■ **What is expected**:
Extract the listing in its entirety, keeping each line identical to the original.

■ **Dataset records**:
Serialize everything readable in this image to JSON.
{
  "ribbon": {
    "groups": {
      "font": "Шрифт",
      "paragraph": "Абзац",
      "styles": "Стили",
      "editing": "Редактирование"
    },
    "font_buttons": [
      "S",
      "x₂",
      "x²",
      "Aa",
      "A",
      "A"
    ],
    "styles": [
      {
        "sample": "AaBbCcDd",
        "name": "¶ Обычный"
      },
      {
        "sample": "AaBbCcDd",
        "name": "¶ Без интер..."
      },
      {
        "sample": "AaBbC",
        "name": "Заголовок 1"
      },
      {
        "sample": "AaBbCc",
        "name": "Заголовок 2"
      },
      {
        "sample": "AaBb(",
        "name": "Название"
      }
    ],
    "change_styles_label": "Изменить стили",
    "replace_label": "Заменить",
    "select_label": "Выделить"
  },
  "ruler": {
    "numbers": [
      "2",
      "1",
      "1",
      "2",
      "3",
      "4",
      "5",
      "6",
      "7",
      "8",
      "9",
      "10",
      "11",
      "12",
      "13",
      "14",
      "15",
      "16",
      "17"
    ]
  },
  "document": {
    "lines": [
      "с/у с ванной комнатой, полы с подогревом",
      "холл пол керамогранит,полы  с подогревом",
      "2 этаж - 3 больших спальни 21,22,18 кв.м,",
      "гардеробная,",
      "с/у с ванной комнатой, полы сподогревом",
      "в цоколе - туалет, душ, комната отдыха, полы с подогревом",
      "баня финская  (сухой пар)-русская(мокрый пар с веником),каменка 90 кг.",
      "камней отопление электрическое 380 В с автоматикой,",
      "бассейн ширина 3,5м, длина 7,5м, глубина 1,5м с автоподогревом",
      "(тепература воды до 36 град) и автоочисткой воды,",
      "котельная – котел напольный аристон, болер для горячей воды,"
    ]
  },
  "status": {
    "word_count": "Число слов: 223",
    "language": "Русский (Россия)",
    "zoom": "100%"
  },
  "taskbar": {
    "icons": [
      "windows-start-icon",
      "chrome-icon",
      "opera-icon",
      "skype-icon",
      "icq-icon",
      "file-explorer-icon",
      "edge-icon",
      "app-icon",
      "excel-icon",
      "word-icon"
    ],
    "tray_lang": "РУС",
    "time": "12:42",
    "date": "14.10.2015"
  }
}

■ **Final answer**:
Serialize everything readable in this image to JSON.
{
  "ribbon": {
    "groups": {
      "font": "Шрифт",
      "paragraph": "Абзац",
      "styles": "Стили",
      "editing": "Редактирование"
    },
    "font_buttons": [
      "S",
      "x₂",
      "x²",
      "Aa",
      "A",
      "A"
    ],
    "styles": [
      {
        "sample": "AaBbCcDd",
        "name": "¶ Обычный"
      },
      {
        "sample": "AaBbCcDd",
        "name": "¶ Без интер..."
      },
      {
        "sample": "AaBbC",
        "name": "Заголовок 1"
      },
      {
        "sample": "AaBbCc",
        "name": "Заголовок 2"
      },
      {
        "sample": "AaBb(",
        "name": "Название"
      }
    ],
    "change_styles_label": "Изменить стили",
    "replace_label": "Заменить",
    "select_label": "Выделить"
  },
  "ruler": {
    "numbers": [
      "2",
      "1",
      "1",
      "2",
      "3",
      "4",
      "5",
      "6",
      "7",
      "8",
      "9",
      "10",
      "11",
      "12",
      "13",
      "14",
      "15",
      "16",
      "17"
    ]
  },
  "document": {
    "lines": [
      "с/у с ванной комнатой, полы с подогревом",
      "холл пол керамогранит,полы  с подогревом",
      "2 этаж - 3 больших спальни 21,22,18 кв.м,",
      "гардеробная,",
      "с/у с ванной комнатой, полы сподогревом",
      "в цоколе - туалет, душ, комната отдыха, полы с подогревом",
      "баня финская  (сухой пар)-русская(мокрый пар с веником),каменка 90 кг.",
      "камней отопление электрическое 380 В с автоматикой,",
      "бассейн ширина 3,5м, длина 7,5м, глубина 1,5м с автоподогревом",
      "(тепература воды до 36 град) и автоочисткой воды,",
      "котельная – котел напольный аристон, болер для горячей воды,"
    ]
  },
  "status": {
    "word_count": "Число слов: 223",
    "language": "Русский (Россия)",
    "zoom": "100%"
  },
  "taskbar": {
    "icons": [
      "windows-start-icon",
      "chrome-icon",
      "opera-icon",
      "skype-icon",
      "icq-icon",
      "file-explorer-icon",
      "edge-icon",
      "app-icon",
      "excel-icon",
      "word-icon"
    ],
    "tray_lang": "РУС",
    "time": "12:42",
    "date": "14.10.2015"
  }
}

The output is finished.